Problem statement: Every record should be repeated exactly, except that pictures are left out.

-------- Task data --------

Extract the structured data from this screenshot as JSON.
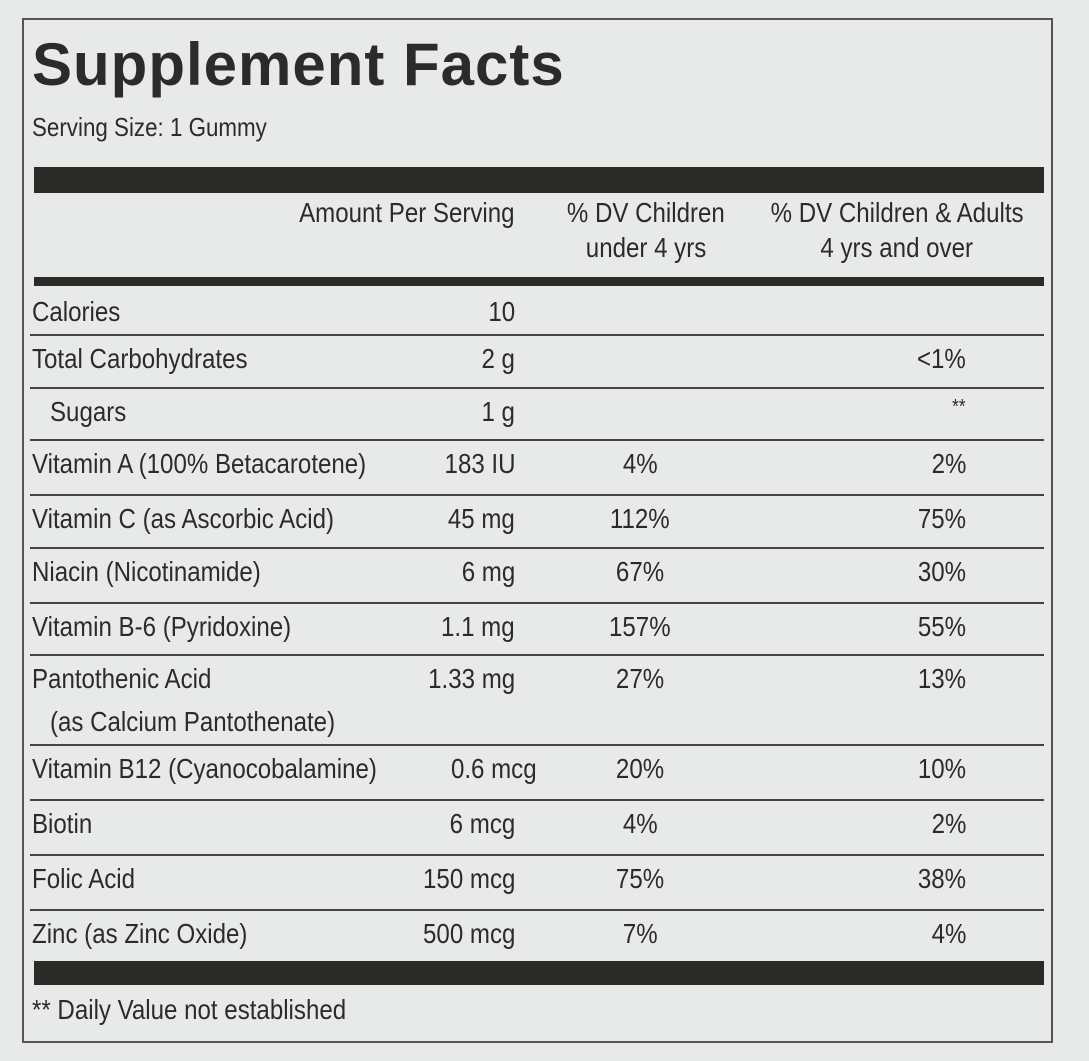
{
  "title": "Supplement Facts",
  "serving_size": "Serving Size: 1 Gummy",
  "header": {
    "amount": "Amount Per Serving",
    "dv_child": [
      "% DV Children",
      "under 4 yrs"
    ],
    "dv_adult": [
      "% DV Children & Adults",
      "4 yrs and over"
    ]
  },
  "rows": [
    {
      "name": "Calories",
      "amount": "10",
      "dv_child": null,
      "dv_adult": null
    },
    {
      "name": "Total Carbohydrates",
      "amount": "2 g",
      "dv_child": null,
      "dv_adult": "<1%"
    },
    {
      "name": "Sugars",
      "amount": "1 g",
      "dv_child": null,
      "dv_adult": "**"
    },
    {
      "name": "Vitamin A (100% Betacarotene)",
      "amount": "183 IU",
      "dv_child": "4%",
      "dv_adult": "2%"
    },
    {
      "name": "Vitamin C (as Ascorbic Acid)",
      "amount": "45 mg",
      "dv_child": "112%",
      "dv_adult": "75%"
    },
    {
      "name": "Niacin (Nicotinamide)",
      "amount": "6 mg",
      "dv_child": "67%",
      "dv_adult": "30%"
    },
    {
      "name": "Vitamin B-6 (Pyridoxine)",
      "amount": "1.1 mg",
      "dv_child": "157%",
      "dv_adult": "55%"
    },
    {
      "name": "Pantothenic Acid",
      "note": "(as Calcium Pantothenate)",
      "amount": "1.33 mg",
      "dv_child": "27%",
      "dv_adult": "13%"
    },
    {
      "name": "Vitamin B12 (Cyanocobalamine)",
      "amount": "0.6 mcg",
      "dv_child": "20%",
      "dv_adult": "10%"
    },
    {
      "name": "Biotin",
      "amount": "6 mcg",
      "dv_child": "4%",
      "dv_adult": "2%"
    },
    {
      "name": "Folic Acid",
      "amount": "150 mcg",
      "dv_child": "75%",
      "dv_adult": "38%"
    },
    {
      "name": "Zinc (as Zinc Oxide)",
      "amount": "500 mcg",
      "dv_child": "7%",
      "dv_adult": "4%"
    }
  ],
  "footnote": "** Daily Value not established"
}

--------

Exercise answer:
Extract the structured data from this screenshot as JSON.
{
  "title": "Supplement Facts",
  "serving_size": "Serving Size: 1 Gummy",
  "header": {
    "amount": "Amount Per Serving",
    "dv_child": [
      "% DV Children",
      "under 4 yrs"
    ],
    "dv_adult": [
      "% DV Children & Adults",
      "4 yrs and over"
    ]
  },
  "rows": [
    {
      "name": "Calories",
      "amount": "10",
      "dv_child": null,
      "dv_adult": null
    },
    {
      "name": "Total Carbohydrates",
      "amount": "2 g",
      "dv_child": null,
      "dv_adult": "<1%"
    },
    {
      "name": "Sugars",
      "amount": "1 g",
      "dv_child": null,
      "dv_adult": "**"
    },
    {
      "name": "Vitamin A (100% Betacarotene)",
      "amount": "183 IU",
      "dv_child": "4%",
      "dv_adult": "2%"
    },
    {
      "name": "Vitamin C (as Ascorbic Acid)",
      "amount": "45 mg",
      "dv_child": "112%",
      "dv_adult": "75%"
    },
    {
      "name": "Niacin (Nicotinamide)",
      "amount": "6 mg",
      "dv_child": "67%",
      "dv_adult": "30%"
    },
    {
      "name": "Vitamin B-6 (Pyridoxine)",
      "amount": "1.1 mg",
      "dv_child": "157%",
      "dv_adult": "55%"
    },
    {
      "name": "Pantothenic Acid",
      "note": "(as Calcium Pantothenate)",
      "amount": "1.33 mg",
      "dv_child": "27%",
      "dv_adult": "13%"
    },
    {
      "name": "Vitamin B12 (Cyanocobalamine)",
      "amount": "0.6 mcg",
      "dv_child": "20%",
      "dv_adult": "10%"
    },
    {
      "name": "Biotin",
      "amount": "6 mcg",
      "dv_child": "4%",
      "dv_adult": "2%"
    },
    {
      "name": "Folic Acid",
      "amount": "150 mcg",
      "dv_child": "75%",
      "dv_adult": "38%"
    },
    {
      "name": "Zinc (as Zinc Oxide)",
      "amount": "500 mcg",
      "dv_child": "7%",
      "dv_adult": "4%"
    }
  ],
  "footnote": "** Daily Value not established"
}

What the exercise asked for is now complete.